WHAT YOU SHOULD DO
Among the entries below, find the lines with "Soil" and copy them.

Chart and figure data
# # # # #
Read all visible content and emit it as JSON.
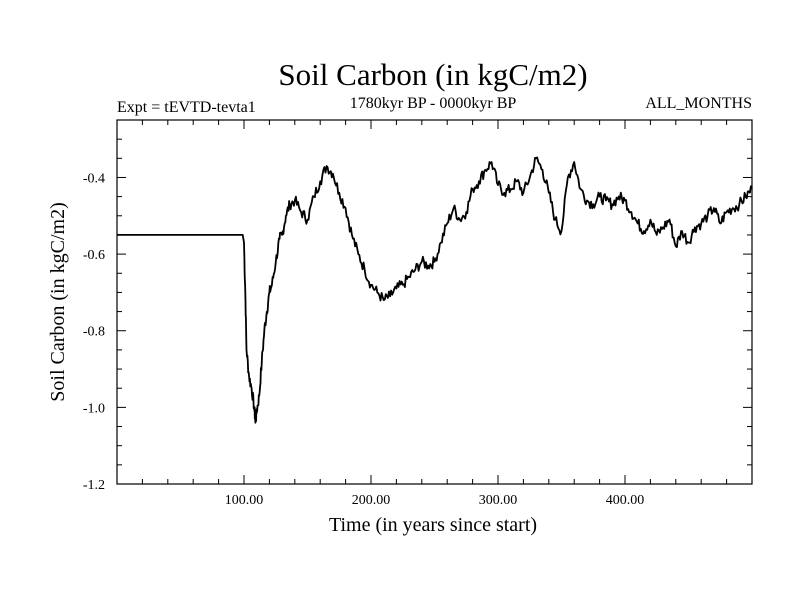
{
  "chart_data": {
    "type": "line",
    "title": "Soil Carbon (in kgC/m2)",
    "subtitle_left": "Expt = tEVTD-tevta1",
    "subtitle_center": "1780kyr BP - 0000kyr BP",
    "subtitle_right": "ALL_MONTHS",
    "xlabel": "Time (in years since start)",
    "ylabel": "Soil Carbon (in kgC/m2)",
    "xlim": [
      0,
      500
    ],
    "ylim": [
      -1.2,
      -0.25
    ],
    "xticks": [
      100,
      200,
      300,
      400
    ],
    "xtick_labels": [
      "100.00",
      "200.00",
      "300.00",
      "400.00"
    ],
    "yticks": [
      -1.2,
      -1.0,
      -0.8,
      -0.6,
      -0.4
    ],
    "ytick_labels": [
      "-1.2",
      "-1.0",
      "-0.8",
      "-0.6",
      "-0.4"
    ],
    "grid": false,
    "line_color": "#000000",
    "series": [
      {
        "name": "Soil Carbon",
        "x": [
          0,
          99,
          100,
          101,
          102,
          104,
          106,
          108,
          109,
          110,
          112,
          114,
          116,
          118,
          120,
          122,
          125,
          128,
          130,
          133,
          136,
          140,
          145,
          150,
          155,
          160,
          165,
          170,
          175,
          180,
          185,
          190,
          195,
          200,
          205,
          210,
          215,
          220,
          225,
          230,
          235,
          240,
          245,
          250,
          255,
          260,
          265,
          270,
          275,
          280,
          285,
          290,
          295,
          300,
          305,
          310,
          315,
          320,
          325,
          330,
          335,
          340,
          345,
          350,
          355,
          360,
          365,
          370,
          375,
          380,
          385,
          390,
          395,
          400,
          405,
          410,
          415,
          420,
          425,
          430,
          435,
          440,
          445,
          450,
          455,
          460,
          465,
          470,
          475,
          480,
          485,
          490,
          495,
          500
        ],
        "values": [
          -0.55,
          -0.55,
          -0.57,
          -0.7,
          -0.85,
          -0.92,
          -0.95,
          -1.0,
          -1.04,
          -1.01,
          -0.97,
          -0.88,
          -0.8,
          -0.75,
          -0.7,
          -0.68,
          -0.62,
          -0.56,
          -0.55,
          -0.5,
          -0.47,
          -0.46,
          -0.49,
          -0.51,
          -0.45,
          -0.41,
          -0.37,
          -0.39,
          -0.44,
          -0.48,
          -0.55,
          -0.6,
          -0.64,
          -0.68,
          -0.7,
          -0.72,
          -0.71,
          -0.69,
          -0.68,
          -0.66,
          -0.64,
          -0.62,
          -0.63,
          -0.62,
          -0.57,
          -0.52,
          -0.48,
          -0.51,
          -0.49,
          -0.43,
          -0.41,
          -0.38,
          -0.36,
          -0.42,
          -0.44,
          -0.43,
          -0.41,
          -0.44,
          -0.4,
          -0.35,
          -0.38,
          -0.44,
          -0.51,
          -0.54,
          -0.4,
          -0.36,
          -0.43,
          -0.46,
          -0.47,
          -0.45,
          -0.46,
          -0.47,
          -0.45,
          -0.46,
          -0.49,
          -0.52,
          -0.54,
          -0.51,
          -0.55,
          -0.53,
          -0.51,
          -0.58,
          -0.54,
          -0.57,
          -0.53,
          -0.52,
          -0.5,
          -0.48,
          -0.52,
          -0.49,
          -0.48,
          -0.47,
          -0.45,
          -0.43
        ]
      }
    ]
  }
}
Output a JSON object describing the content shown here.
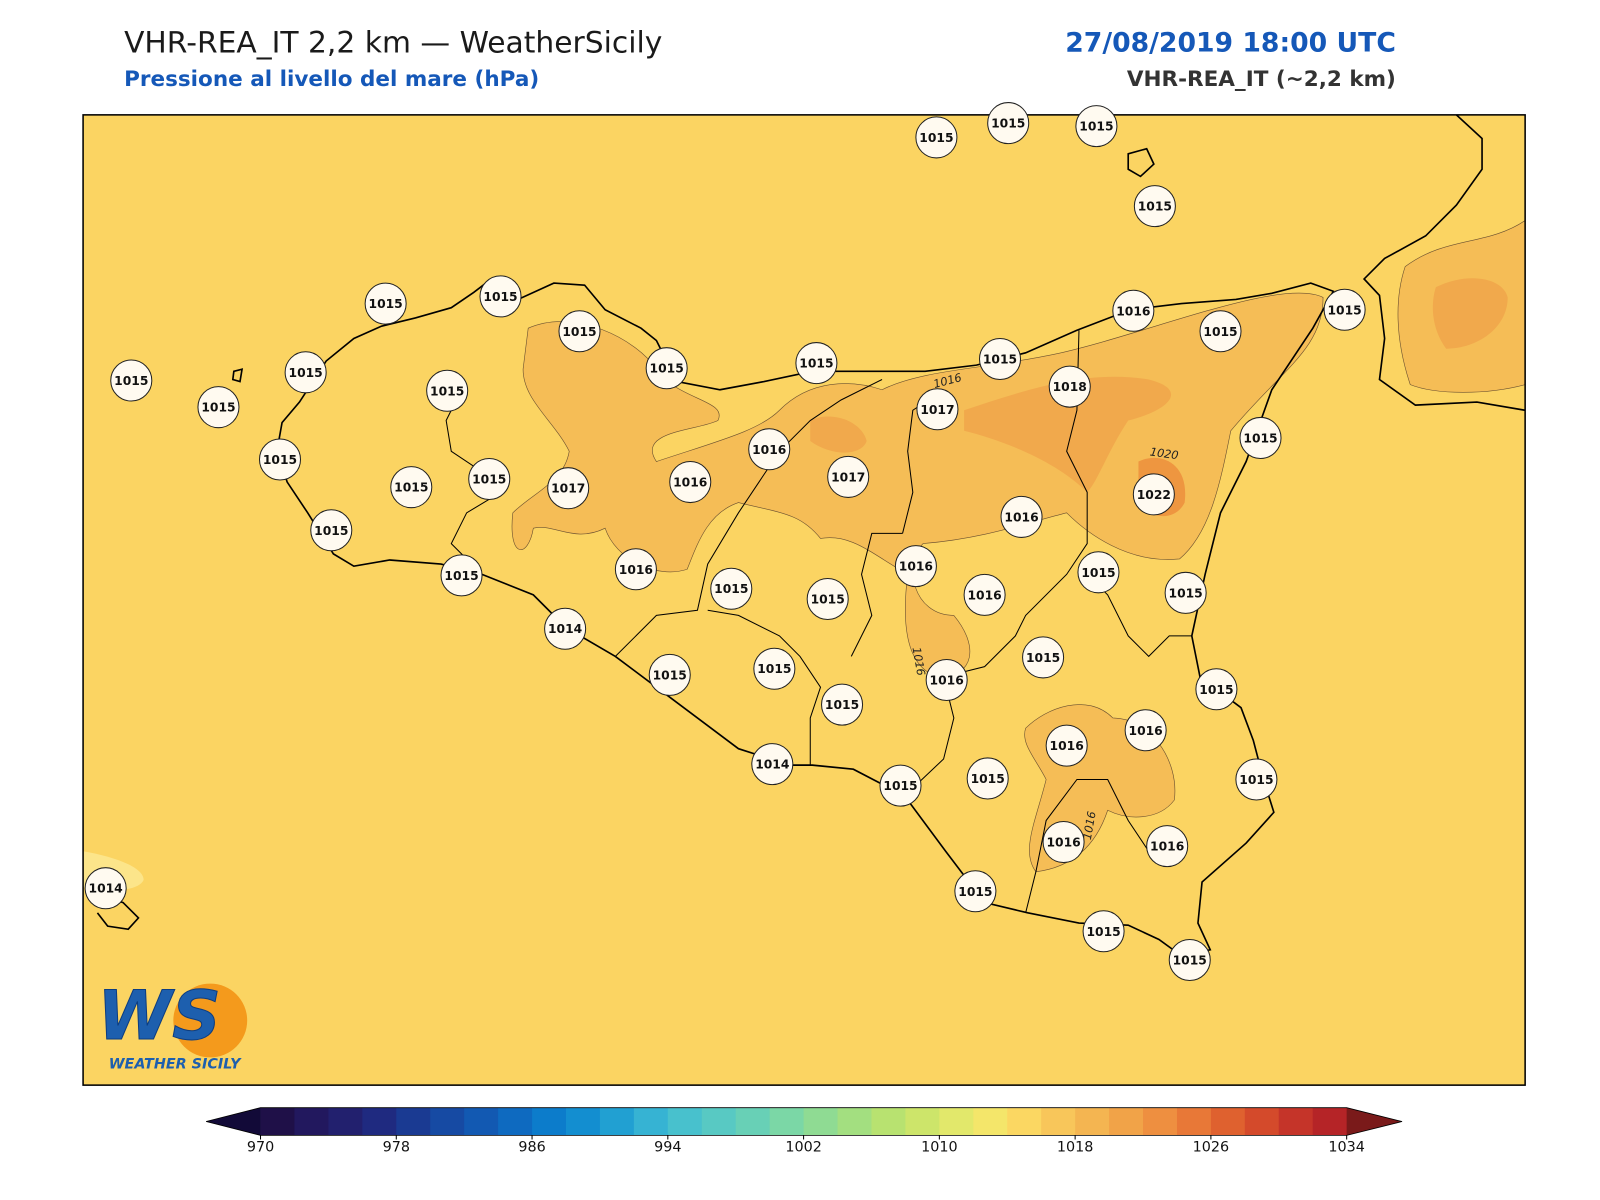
{
  "header": {
    "title": "VHR-REA_IT 2,2 km — WeatherSicily",
    "subtitle": "Pressione al livello del mare (hPa)",
    "date": "27/08/2019 18:00 UTC",
    "model": "VHR-REA_IT (~2,2 km)"
  },
  "map": {
    "stations": [
      1015,
      1015,
      1015,
      1015,
      1015,
      1015,
      1015,
      1015,
      1015,
      1015,
      1016,
      1015,
      1015,
      1015,
      1015,
      1015,
      1015,
      1017,
      1018,
      1015,
      1015,
      1016,
      1015,
      1015,
      1017,
      1016,
      1017,
      1022,
      1016,
      1015,
      1015,
      1016,
      1016,
      1015,
      1015,
      1015,
      1015,
      1016,
      1014,
      1015,
      1015,
      1015,
      1016,
      1015,
      1015,
      1016,
      1016,
      1014,
      1015,
      1015,
      1015,
      1016,
      1016,
      1015,
      1015,
      1015,
      1014
    ],
    "contour_labels": [
      "1016",
      "1020",
      "1016",
      "1016"
    ]
  },
  "logo": {
    "letters": "WS",
    "name": "WEATHER SICILY"
  },
  "colorbar": {
    "range": [
      970,
      1034
    ],
    "ticks": [
      970,
      978,
      986,
      994,
      1002,
      1010,
      1018,
      1026,
      1034
    ],
    "colors": [
      "#1f1048",
      "#22185e",
      "#22206e",
      "#1f2a80",
      "#1a3a92",
      "#164aa3",
      "#1259b2",
      "#0e6ac0",
      "#0c7ccb",
      "#138ed0",
      "#21a0d2",
      "#36b3d3",
      "#48c1cd",
      "#58c9c3",
      "#68d0b6",
      "#7bd7a6",
      "#8fdb93",
      "#a3df80",
      "#b8e270",
      "#cde56a",
      "#e2e86b",
      "#f4e66a",
      "#fbd762",
      "#f8c65a",
      "#f4b551",
      "#f1a348",
      "#ee8f40",
      "#e87837",
      "#df612f",
      "#d44a2b",
      "#c53429",
      "#b52427"
    ],
    "under_color": "#120a38",
    "over_color": "#7a1a1a"
  }
}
# # # # #
TASK SOLUTION
    "title": "Soil Carbon (in kgC/m2)",
    "ylabel": "Soil Carbon (in kgC/m2)",
        "name": "Soil Carbon",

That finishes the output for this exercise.